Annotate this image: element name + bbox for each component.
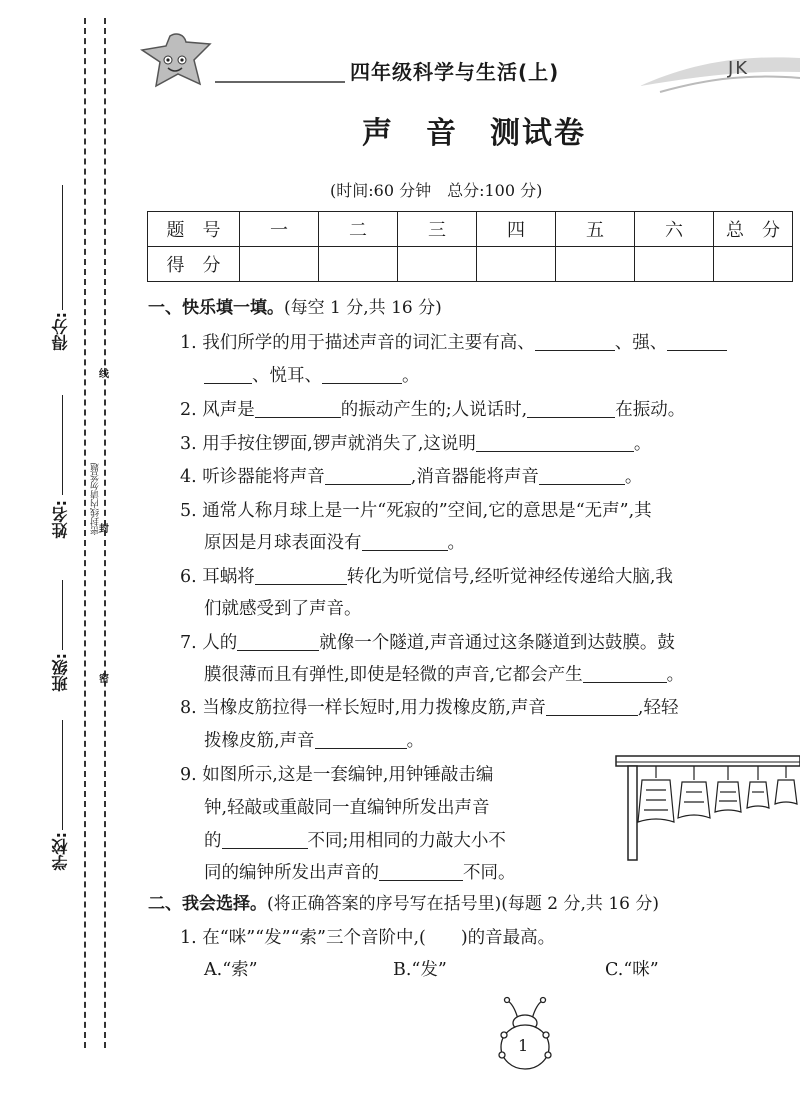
answer-blank[interactable] [535, 332, 615, 351]
question-line [180, 629, 675, 654]
seal-note: 密封线内请勿答题 [91, 463, 101, 535]
text: ,轻轻 [637, 698, 679, 718]
question-line [204, 661, 684, 686]
question-line [180, 396, 685, 421]
question-line [204, 827, 506, 852]
score-table [147, 211, 793, 282]
score-cell[interactable] [398, 247, 477, 282]
answer-blank[interactable] [379, 862, 463, 881]
col-header-total: 总 分 [714, 212, 793, 247]
question-line [180, 329, 727, 354]
answer-blank[interactable] [527, 399, 615, 418]
option-c[interactable]: C.“咪” [605, 960, 659, 980]
answer-blank[interactable] [237, 632, 319, 651]
text: 的振动产生的;人说话时, [340, 400, 528, 420]
score-cell[interactable] [635, 247, 714, 282]
text: 7. 人的 [180, 633, 238, 653]
score-cell[interactable] [319, 247, 398, 282]
question-line [180, 430, 651, 455]
edition-code: JK [728, 58, 750, 79]
question-line [180, 761, 493, 786]
score-cell[interactable] [477, 247, 556, 282]
text: 3. 用手按住锣面,锣声就消失了,这说明 [180, 434, 476, 454]
answer-blank[interactable] [539, 466, 625, 485]
section1-heading [148, 293, 442, 318]
table-row [148, 212, 793, 247]
text: 同的编钟所发出声音的 [204, 863, 379, 883]
text: 、强、 [614, 333, 668, 353]
answer-blank[interactable] [583, 664, 667, 683]
text: 的 [204, 831, 222, 851]
text: 不同。 [463, 863, 516, 883]
subject-title: 四年级科学与生活(上) [350, 60, 560, 84]
ladybug-icon [492, 995, 562, 1075]
class-write-line [62, 580, 63, 650]
col-header: 二 [319, 212, 398, 247]
text: 就像一个隧道,声音通过这条隧道到达鼓膜。鼓 [319, 633, 675, 653]
text: 4. 听诊器能将声音 [180, 467, 325, 487]
answer-blank[interactable] [315, 730, 407, 749]
table-row [148, 247, 793, 282]
text: 。 [666, 665, 685, 685]
option-b[interactable]: B.“发” [393, 960, 447, 980]
row-label-score: 得 分 [148, 247, 240, 282]
section2-note: (将正确答案的序号写在括号里)(每题 2 分,共 16 分) [267, 894, 659, 914]
answer-blank[interactable] [204, 365, 252, 384]
text: 。 [447, 533, 465, 553]
answer-blank[interactable] [255, 399, 341, 418]
text: ,消音器能将声音 [410, 467, 539, 487]
text: 膜很薄而且有弹性,即使是轻微的声音,它都会产生 [204, 665, 583, 685]
seal-char-seal: 封 [99, 524, 109, 535]
question-line [204, 362, 420, 387]
answer-blank[interactable] [222, 830, 308, 849]
answer-blank[interactable] [667, 332, 727, 351]
text: 转化为听觉信号,经听觉神经传递给大脑,我 [346, 567, 673, 587]
section2-heading [148, 889, 659, 914]
text: 1. 我们所学的用于描述声音的词汇主要有高、 [180, 333, 535, 353]
star-mascot-icon [140, 30, 230, 100]
text: 。 [633, 434, 652, 454]
school-write-line [62, 720, 63, 830]
answer-blank[interactable] [476, 433, 634, 452]
option-a[interactable]: A.“索” [204, 960, 258, 980]
header-swoosh [640, 48, 800, 98]
header-underline-left [215, 76, 345, 88]
section1-title: 一、快乐填一填。 [148, 298, 284, 318]
name-write-line [62, 395, 63, 495]
text: 。 [624, 467, 643, 487]
question-line [204, 859, 516, 884]
answer-blank[interactable] [546, 697, 638, 716]
score-label: 得分: [51, 312, 70, 351]
row-label-question: 题 号 [148, 212, 240, 247]
text: 在振动。 [615, 400, 686, 420]
section1-note: (每空 1 分,共 16 分) [284, 298, 442, 318]
text: 们就感受到了声音。 [204, 599, 362, 619]
text: 2. 风声是 [180, 400, 255, 420]
text: 6. 耳蜗将 [180, 567, 255, 587]
text: 原因是月球表面没有 [204, 533, 362, 553]
text: 、悦耳、 [252, 366, 322, 386]
question-line [180, 497, 652, 522]
question-line [180, 694, 678, 719]
chime-bells-illustration [612, 750, 800, 862]
col-header: 三 [398, 212, 477, 247]
text: 不同;用相同的力敲大小不 [307, 831, 506, 851]
section2-title: 二、我会选择。 [148, 894, 267, 914]
score-cell[interactable] [556, 247, 635, 282]
page-number: 1 [518, 1036, 529, 1055]
score-cell-total[interactable] [714, 247, 793, 282]
cut-line-outer [84, 18, 86, 1048]
question-line [204, 794, 490, 819]
exam-info: (时间:60 分钟 总分:100 分) [330, 181, 543, 200]
col-header: 六 [635, 212, 714, 247]
text: 钟,轻敲或重敲同一直编钟所发出声音 [204, 798, 490, 818]
col-header: 四 [477, 212, 556, 247]
answer-blank[interactable] [362, 532, 448, 551]
question-line [180, 463, 642, 488]
question-line [204, 595, 362, 620]
score-cell[interactable] [240, 247, 319, 282]
text: 。 [402, 366, 420, 386]
answer-blank[interactable] [325, 466, 411, 485]
text: 9. 如图所示,这是一套编钟,用钟锤敲击编 [180, 765, 494, 785]
text: 1. 在“咪”“发”“索”三个音阶中,( )的音最高。 [180, 928, 556, 948]
question-line [180, 924, 555, 949]
school-label: 学校: [51, 832, 70, 871]
class-label: 班级: [51, 653, 70, 692]
question-line [180, 563, 673, 588]
question-line [204, 529, 465, 554]
score-write-line [62, 185, 63, 310]
page-title: 声 音 测试卷 [362, 116, 586, 151]
col-header: 五 [556, 212, 635, 247]
seal-char-secret: 密 [99, 674, 109, 685]
name-label: 姓名: [51, 500, 70, 539]
answer-blank[interactable] [322, 365, 402, 384]
text: 。 [406, 731, 425, 751]
text: 5. 通常人称月球上是一片“死寂的”空间,它的意思是“无声”,其 [180, 501, 652, 521]
seal-char-line: 线 [99, 369, 109, 380]
col-header: 一 [240, 212, 319, 247]
question-line [204, 727, 424, 752]
text: 8. 当橡皮筋拉得一样长短时,用力拨橡皮筋,声音 [180, 698, 546, 718]
text: 拨橡皮筋,声音 [204, 731, 315, 751]
answer-blank[interactable] [255, 566, 347, 585]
********************
→ **JOB**: Copy the entries above line by line without changing anything, and leave the pictures out.

→ **EXERCISE RESPONSE**:
Annotate this image: element name + bbox for each component.
answer-blank[interactable] [535, 332, 615, 351]
question-line [180, 629, 675, 654]
seal-note: 密封线内请勿答题 [91, 463, 101, 535]
text: ,轻轻 [637, 698, 679, 718]
question-line [204, 661, 684, 686]
question-line [180, 396, 685, 421]
question-line [204, 827, 506, 852]
score-table [147, 211, 793, 282]
score-cell[interactable] [398, 247, 477, 282]
answer-blank[interactable] [379, 862, 463, 881]
col-header-total: 总 分 [714, 212, 793, 247]
question-line [180, 329, 727, 354]
answer-blank[interactable] [527, 399, 615, 418]
option-c[interactable]: C.“咪” [605, 960, 659, 980]
answer-blank[interactable] [237, 632, 319, 651]
text: 的振动产生的;人说话时, [340, 400, 528, 420]
score-cell[interactable] [635, 247, 714, 282]
text: 7. 人的 [180, 633, 238, 653]
score-cell[interactable] [319, 247, 398, 282]
question-line [180, 430, 651, 455]
edition-code: JK [728, 58, 750, 79]
question-line [180, 761, 493, 786]
score-cell[interactable] [477, 247, 556, 282]
text: 3. 用手按住锣面,锣声就消失了,这说明 [180, 434, 476, 454]
answer-blank[interactable] [539, 466, 625, 485]
section1-heading [148, 293, 442, 318]
table-row [148, 212, 793, 247]
text: 同的编钟所发出声音的 [204, 863, 379, 883]
text: 、强、 [614, 333, 668, 353]
answer-blank[interactable] [583, 664, 667, 683]
text: 的 [204, 831, 222, 851]
text: 不同。 [463, 863, 516, 883]
subject-title: 四年级科学与生活(上) [350, 60, 560, 84]
ladybug-icon [492, 995, 562, 1075]
class-write-line [62, 580, 63, 650]
col-header: 二 [319, 212, 398, 247]
text: 就像一个隧道,声音通过这条隧道到达鼓膜。鼓 [319, 633, 675, 653]
text: 4. 听诊器能将声音 [180, 467, 325, 487]
answer-blank[interactable] [315, 730, 407, 749]
table-row [148, 247, 793, 282]
text: 。 [666, 665, 685, 685]
option-b[interactable]: B.“发” [393, 960, 447, 980]
row-label-score: 得 分 [148, 247, 240, 282]
section2-note: (将正确答案的序号写在括号里)(每题 2 分,共 16 分) [267, 894, 659, 914]
answer-blank[interactable] [204, 365, 252, 384]
text: 。 [447, 533, 465, 553]
answer-blank[interactable] [255, 399, 341, 418]
text: ,消音器能将声音 [410, 467, 539, 487]
text: 膜很薄而且有弹性,即使是轻微的声音,它都会产生 [204, 665, 583, 685]
seal-char-seal: 封 [99, 524, 109, 535]
question-line [204, 362, 420, 387]
answer-blank[interactable] [222, 830, 308, 849]
answer-blank[interactable] [667, 332, 727, 351]
text: 转化为听觉信号,经听觉神经传递给大脑,我 [346, 567, 673, 587]
section2-heading [148, 889, 659, 914]
text: 1. 我们所学的用于描述声音的词汇主要有高、 [180, 333, 535, 353]
star-mascot-icon [140, 30, 230, 100]
text: 。 [633, 434, 652, 454]
school-write-line [62, 720, 63, 830]
answer-blank[interactable] [476, 433, 634, 452]
option-a[interactable]: A.“索” [204, 960, 258, 980]
header-swoosh [640, 48, 800, 98]
header-underline-left [215, 76, 345, 88]
section1-title: 一、快乐填一填。 [148, 298, 284, 318]
name-write-line [62, 395, 63, 495]
text: 。 [624, 467, 643, 487]
question-line [204, 859, 516, 884]
answer-blank[interactable] [546, 697, 638, 716]
score-label: 得分: [51, 312, 70, 351]
row-label-question: 题 号 [148, 212, 240, 247]
text: 在振动。 [615, 400, 686, 420]
section1-note: (每空 1 分,共 16 分) [284, 298, 442, 318]
text: 们就感受到了声音。 [204, 599, 362, 619]
text: 2. 风声是 [180, 400, 255, 420]
text: 6. 耳蜗将 [180, 567, 255, 587]
text: 原因是月球表面没有 [204, 533, 362, 553]
text: 、悦耳、 [252, 366, 322, 386]
question-line [180, 497, 652, 522]
question-line [180, 694, 678, 719]
chime-bells-illustration [612, 750, 800, 862]
col-header: 三 [398, 212, 477, 247]
text: 不同;用相同的力敲大小不 [307, 831, 506, 851]
section2-title: 二、我会选择。 [148, 894, 267, 914]
score-cell[interactable] [556, 247, 635, 282]
page-number: 1 [518, 1036, 529, 1055]
score-cell-total[interactable] [714, 247, 793, 282]
cut-line-outer [84, 18, 86, 1048]
question-line [204, 794, 490, 819]
exam-info: (时间:60 分钟 总分:100 分) [330, 181, 543, 200]
col-header: 六 [635, 212, 714, 247]
text: 钟,轻敲或重敲同一直编钟所发出声音 [204, 798, 490, 818]
col-header: 四 [477, 212, 556, 247]
answer-blank[interactable] [362, 532, 448, 551]
question-line [180, 463, 642, 488]
question-line [204, 595, 362, 620]
score-cell[interactable] [240, 247, 319, 282]
text: 。 [402, 366, 420, 386]
answer-blank[interactable] [325, 466, 411, 485]
text: 9. 如图所示,这是一套编钟,用钟锤敲击编 [180, 765, 494, 785]
text: 1. 在“咪”“发”“索”三个音阶中,( )的音最高。 [180, 928, 556, 948]
question-line [180, 924, 555, 949]
school-label: 学校: [51, 832, 70, 871]
class-label: 班级: [51, 653, 70, 692]
question-line [180, 563, 673, 588]
question-line [204, 529, 465, 554]
score-write-line [62, 185, 63, 310]
page-title: 声 音 测试卷 [362, 116, 586, 151]
col-header: 五 [556, 212, 635, 247]
seal-char-secret: 密 [99, 674, 109, 685]
name-label: 姓名: [51, 500, 70, 539]
answer-blank[interactable] [322, 365, 402, 384]
text: 。 [406, 731, 425, 751]
text: 5. 通常人称月球上是一片“死寂的”空间,它的意思是“无声”,其 [180, 501, 652, 521]
seal-char-line: 线 [99, 369, 109, 380]
col-header: 一 [240, 212, 319, 247]
question-line [204, 727, 424, 752]
text: 8. 当橡皮筋拉得一样长短时,用力拨橡皮筋,声音 [180, 698, 546, 718]
text: 拨橡皮筋,声音 [204, 731, 315, 751]
answer-blank[interactable] [255, 566, 347, 585]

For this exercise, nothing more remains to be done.